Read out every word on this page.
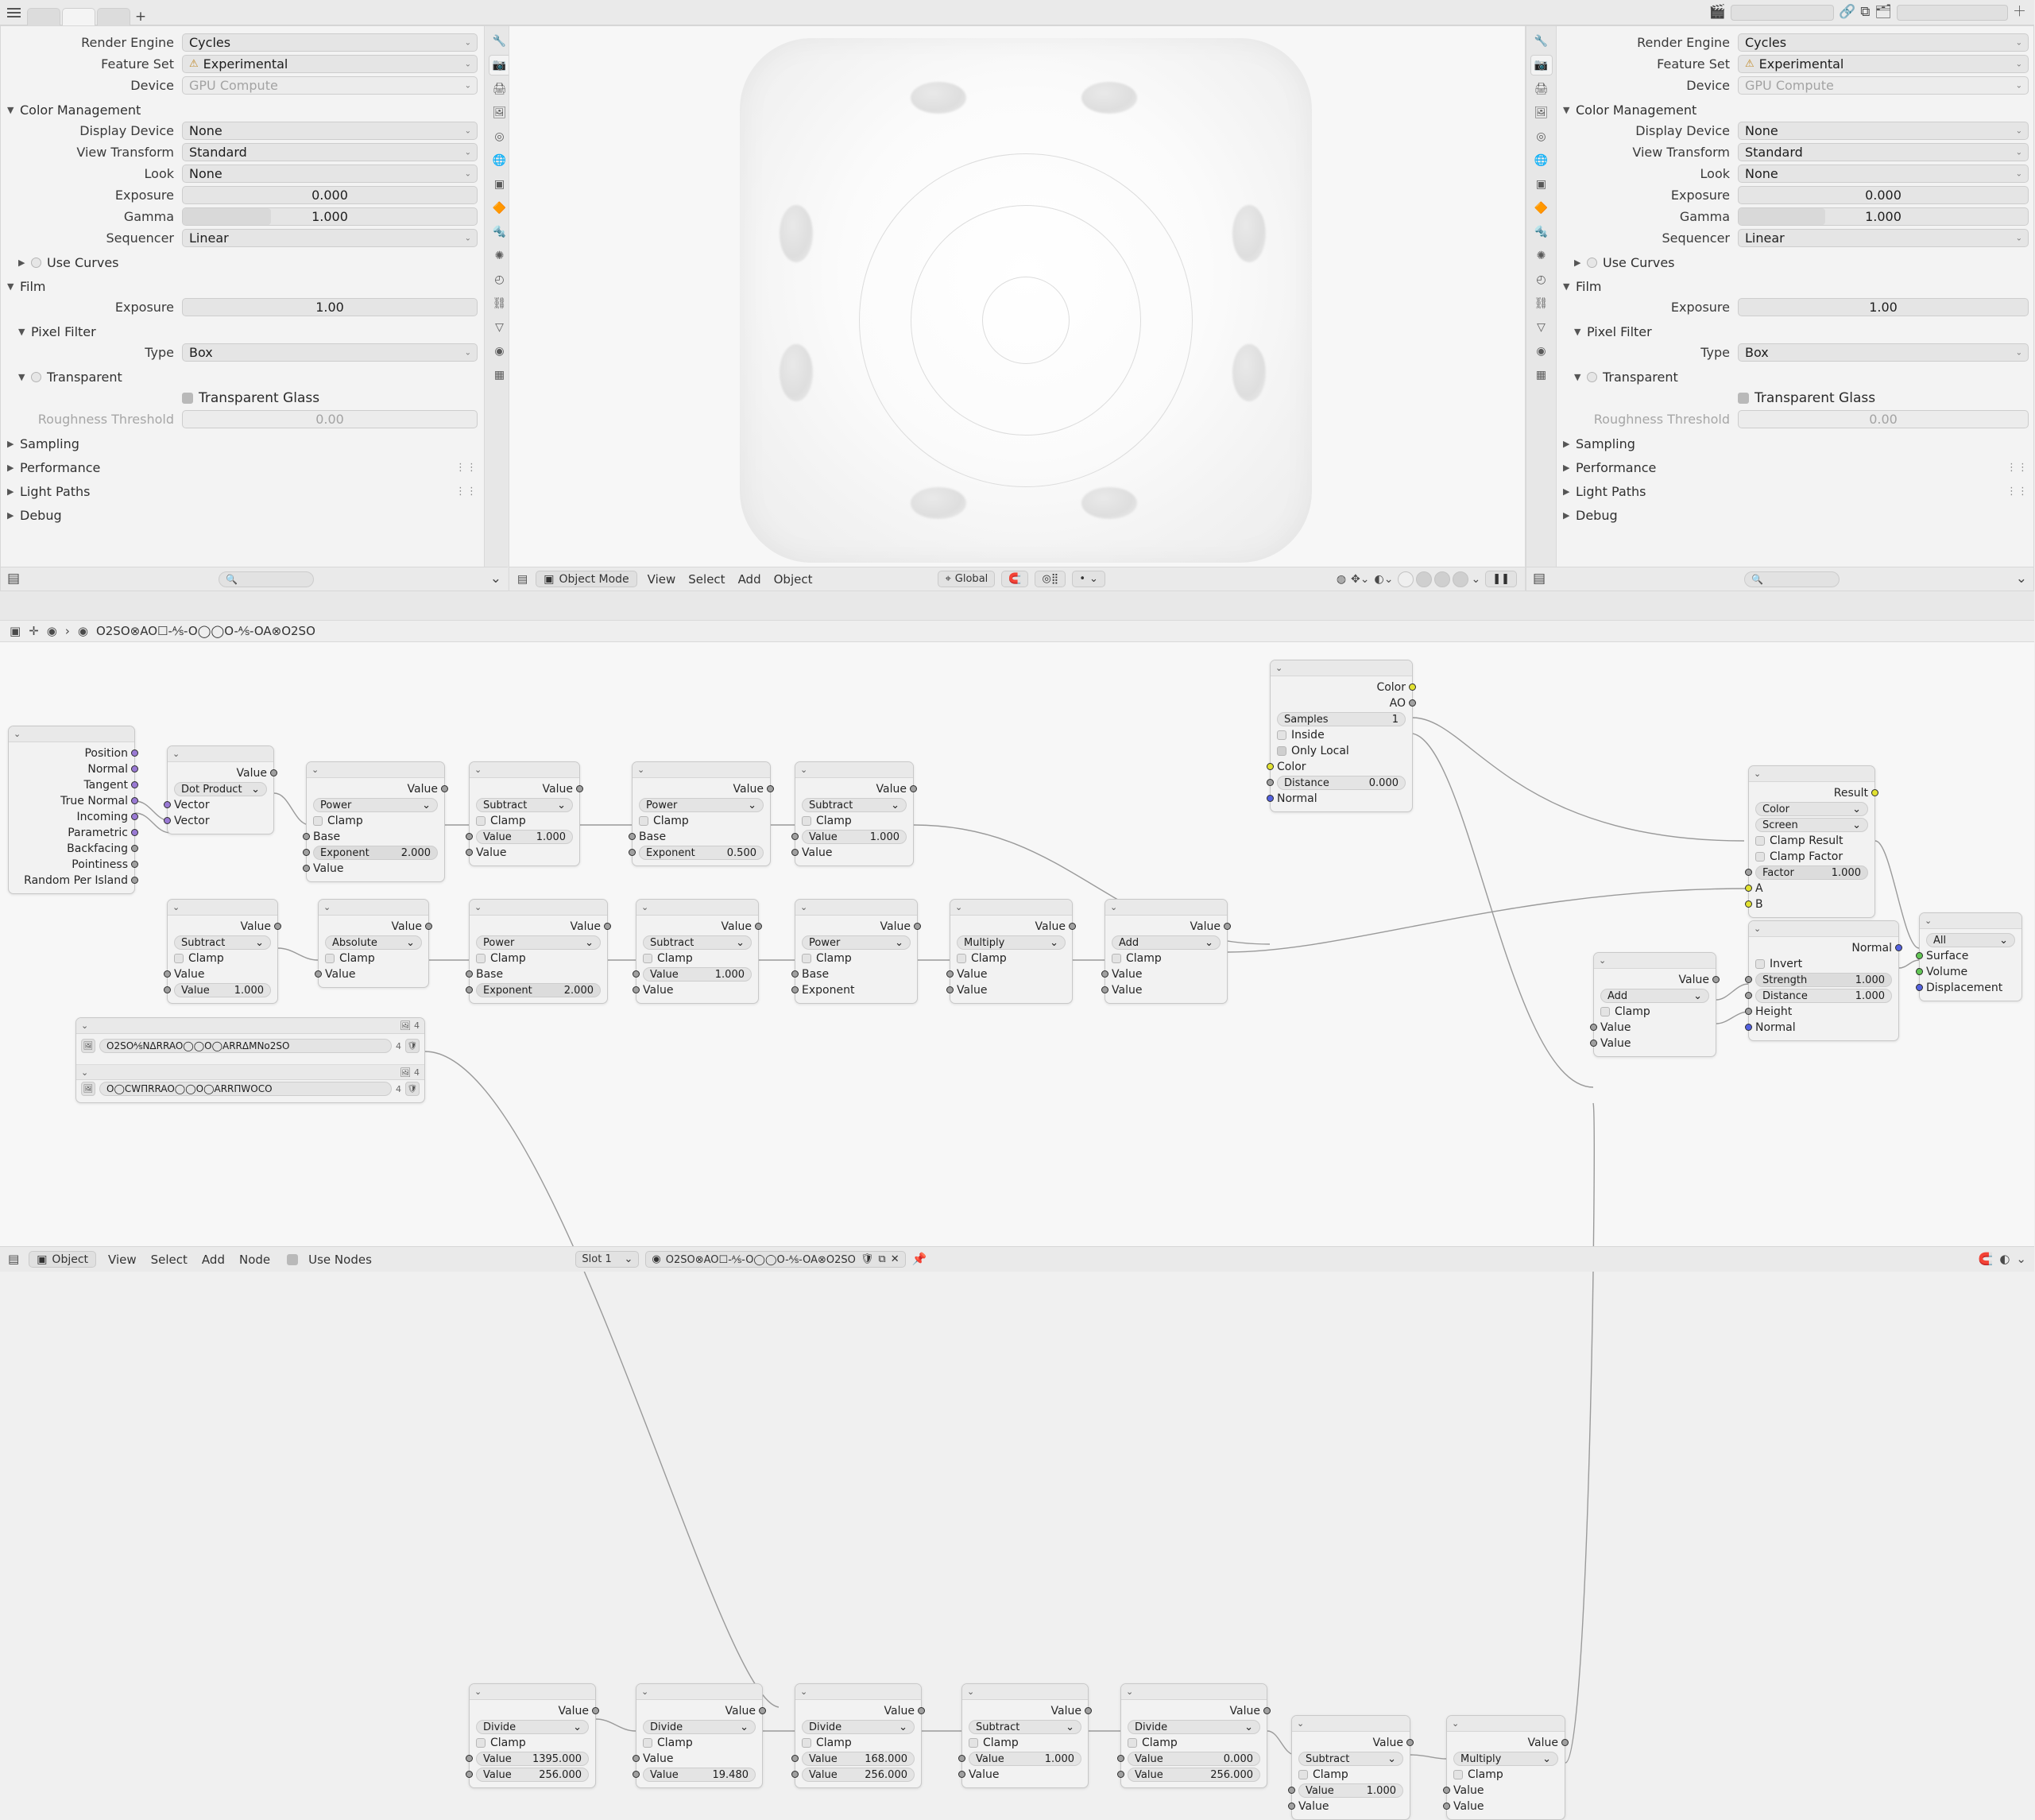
+	🎬	🔗 ⧉ 🗂	＋
Render Engine	Cycles	⌄
Feature Set	⚠ Experimental	⌄
Device	GPU Compute	⌄
▼ Color Management
Display Device	None	⌄
View Transform	Standard	⌄
Look	None	⌄
Exposure	0.000
Gamma	1.000
Sequencer	Linear	⌄
▶	Use Curves
▼ Film
Exposure	1.00
▼ Pixel Filter
Type	Box	⌄
▼	Transparent
Transparent Glass
Roughness Threshold	0.00
▶ Sampling
▶ Performance	⋮⋮
▶ Light Paths	⋮⋮
▶ Debug
🔧
📷
🖨
🖼
◎
🌐
▣
🔶
🔩
✺
◴
⛓
▽
◉
▦
▤	🔍	⌄ ▤ ▣ Object Mode View Select Add Object	⌖ Global 🧲 ◎⣿ • ⌄	◍ ✥⌄ ◐⌄	⌄ ❚❚
🔧
📷
🖨
🖼
◎
🌐
▣
🔶
🔩
✺
◴
⛓
▽
◉
▦
Render Engine	Cycles	⌄
Feature Set	⚠ Experimental	⌄
Device	GPU Compute	⌄
▼ Color Management
Display Device	None	⌄
View Transform	Standard	⌄
Look	None	⌄
Exposure	0.000
Gamma	1.000
Sequencer	Linear	⌄
▶	Use Curves
▼ Film
Exposure	1.00
▼ Pixel Filter
Type	Box	⌄
▼	Transparent
Transparent Glass
Roughness Threshold	0.00
▶ Sampling
▶ Performance	⋮⋮
▶ Light Paths	⋮⋮
▶ Debug
▤	🔍	⌄
▣ ✛ ◉ › ◉ O2SO⊗AO☐-⅍-O◯◯O-⅍-OA⊗O2SO
⌄
Position
Normal
Tangent
True Normal
Incoming
Parametric
Backfacing
Pointiness
Random Per Island
⌄
Value
Dot Product ⌄
Vector
Vector
⌄
Value
Power	⌄
Clamp
Base
Exponent	2.000
Value
⌄
Value
Subtract	⌄
Clamp
Value 1.000
Value
⌄
Value
Power	⌄
Clamp
Base
Exponent	0.500
⌄
Value
Subtract	⌄
Clamp
Value	1.000
Value
⌄
Color
AO
Samples	1
Inside
Only Local
Color
Distance	0.000
Normal
⌄
Value
Subtract	⌄
Clamp
Value
Value 1.000
⌄
Value
Absolute	⌄
Clamp
Value
⌄
Value
Power	⌄
Clamp
Base
Exponent	2.000
⌄
Value
Subtract	⌄
Clamp
Value	1.000
Value
⌄
Value
Power	⌄
Clamp
Base
Exponent
⌄
Value
Multiply	⌄
Clamp
Value
Value
⌄
Value
Add	⌄
Clamp
Value
Value
⌄
Result
Color	⌄
Screen	⌄
Clamp Result
Clamp Factor
Factor	1.000
A
B
⌄
All	⌄
Surface
Volume
Displacement
⌄
Normal
Invert
Strength	1.000
Distance	1.000
Height
Normal
⌄
Value
Add	⌄
Clamp
Value
Value
⌄	🖼 4
🖼	O2SO⅍NΔRRAO◯◯O◯ARRΔMNo2SO	4 🛡
⌄	🖼 4
🖼	O◯CWΠRRAO◯◯O◯ARRΠWOCO	4 🛡
⌄
Value
Divide	⌄
Clamp
Value 1395.000
Value	256.000
⌄
Value
Divide	⌄
Clamp
Value
Value	19.480
⌄
Value
Divide	⌄
Clamp
Value	168.000
Value	256.000
⌄
Value
Subtract	⌄
Clamp
Value	1.000
Value
⌄
Value
Divide	⌄
Clamp
Value	0.000
Value	256.000
⌄
Value
Subtract	⌄
Clamp
Value	1.000
Value
⌄
Value
Multiply	⌄
Clamp
Value
Value
▤ ▣ Object View Select Add Node	Use Nodes	Slot 1 ⌄ ◉ O2SO⊗AO☐-⅍-O◯◯O-⅍-OA⊗O2SO 🛡 ⧉ ✕ 📌	🧲 ◐ ⌄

--

| Given request |
Repeat all of the data above word for word, minus the pictures.

| Final result |
Read out every word on this page.
+	🎬	🔗 ⧉ 🗂	＋
Render Engine	Cycles	⌄
Feature Set	⚠ Experimental	⌄
Device	GPU Compute	⌄
▼ Color Management
Display Device	None	⌄
View Transform	Standard	⌄
Look	None	⌄
Exposure	0.000
Gamma	1.000
Sequencer	Linear	⌄
▶	Use Curves
▼ Film
Exposure	1.00
▼ Pixel Filter
Type	Box	⌄
▼	Transparent
Transparent Glass
Roughness Threshold	0.00
▶ Sampling
▶ Performance	⋮⋮
▶ Light Paths	⋮⋮
▶ Debug
🔧
📷
🖨
🖼
◎
🌐
▣
🔶
🔩
✺
◴
⛓
▽
◉
▦
▤	🔍	⌄ ▤ ▣ Object Mode View Select Add Object	⌖ Global 🧲 ◎⣿ • ⌄	◍ ✥⌄ ◐⌄	⌄ ❚❚
🔧
📷
🖨
🖼
◎
🌐
▣
🔶
🔩
✺
◴
⛓
▽
◉
▦
Render Engine	Cycles	⌄
Feature Set	⚠ Experimental	⌄
Device	GPU Compute	⌄
▼ Color Management
Display Device	None	⌄
View Transform	Standard	⌄
Look	None	⌄
Exposure	0.000
Gamma	1.000
Sequencer	Linear	⌄
▶	Use Curves
▼ Film
Exposure	1.00
▼ Pixel Filter
Type	Box	⌄
▼	Transparent
Transparent Glass
Roughness Threshold	0.00
▶ Sampling
▶ Performance	⋮⋮
▶ Light Paths	⋮⋮
▶ Debug
▤	🔍	⌄
▣ ✛ ◉ › ◉ O2SO⊗AO☐-⅍-O◯◯O-⅍-OA⊗O2SO
⌄
Position
Normal
Tangent
True Normal
Incoming
Parametric
Backfacing
Pointiness
Random Per Island
⌄
Value
Dot Product ⌄
Vector
Vector
⌄
Value
Power	⌄
Clamp
Base
Exponent	2.000
Value
⌄
Value
Subtract	⌄
Clamp
Value 1.000
Value
⌄
Value
Power	⌄
Clamp
Base
Exponent	0.500
⌄
Value
Subtract	⌄
Clamp
Value	1.000
Value
⌄
Color
AO
Samples	1
Inside
Only Local
Color
Distance	0.000
Normal
⌄
Value
Subtract	⌄
Clamp
Value
Value 1.000
⌄
Value
Absolute	⌄
Clamp
Value
⌄
Value
Power	⌄
Clamp
Base
Exponent	2.000
⌄
Value
Subtract	⌄
Clamp
Value	1.000
Value
⌄
Value
Power	⌄
Clamp
Base
Exponent
⌄
Value
Multiply	⌄
Clamp
Value
Value
⌄
Value
Add	⌄
Clamp
Value
Value
⌄
Result
Color	⌄
Screen	⌄
Clamp Result
Clamp Factor
Factor	1.000
A
B
⌄
All	⌄
Surface
Volume
Displacement
⌄
Normal
Invert
Strength	1.000
Distance	1.000
Height
Normal
⌄
Value
Add	⌄
Clamp
Value
Value
⌄	🖼 4
🖼	O2SO⅍NΔRRAO◯◯O◯ARRΔMNo2SO	4 🛡
⌄	🖼 4
🖼	O◯CWΠRRAO◯◯O◯ARRΠWOCO	4 🛡
⌄
Value
Divide	⌄
Clamp
Value 1395.000
Value	256.000
⌄
Value
Divide	⌄
Clamp
Value
Value	19.480
⌄
Value
Divide	⌄
Clamp
Value	168.000
Value	256.000
⌄
Value
Subtract	⌄
Clamp
Value	1.000
Value
⌄
Value
Divide	⌄
Clamp
Value	0.000
Value	256.000
⌄
Value
Subtract	⌄
Clamp
Value	1.000
Value
⌄
Value
Multiply	⌄
Clamp
Value
Value
▤ ▣ Object View Select Add Node	Use Nodes	Slot 1 ⌄ ◉ O2SO⊗AO☐-⅍-O◯◯O-⅍-OA⊗O2SO 🛡 ⧉ ✕ 📌	🧲 ◐ ⌄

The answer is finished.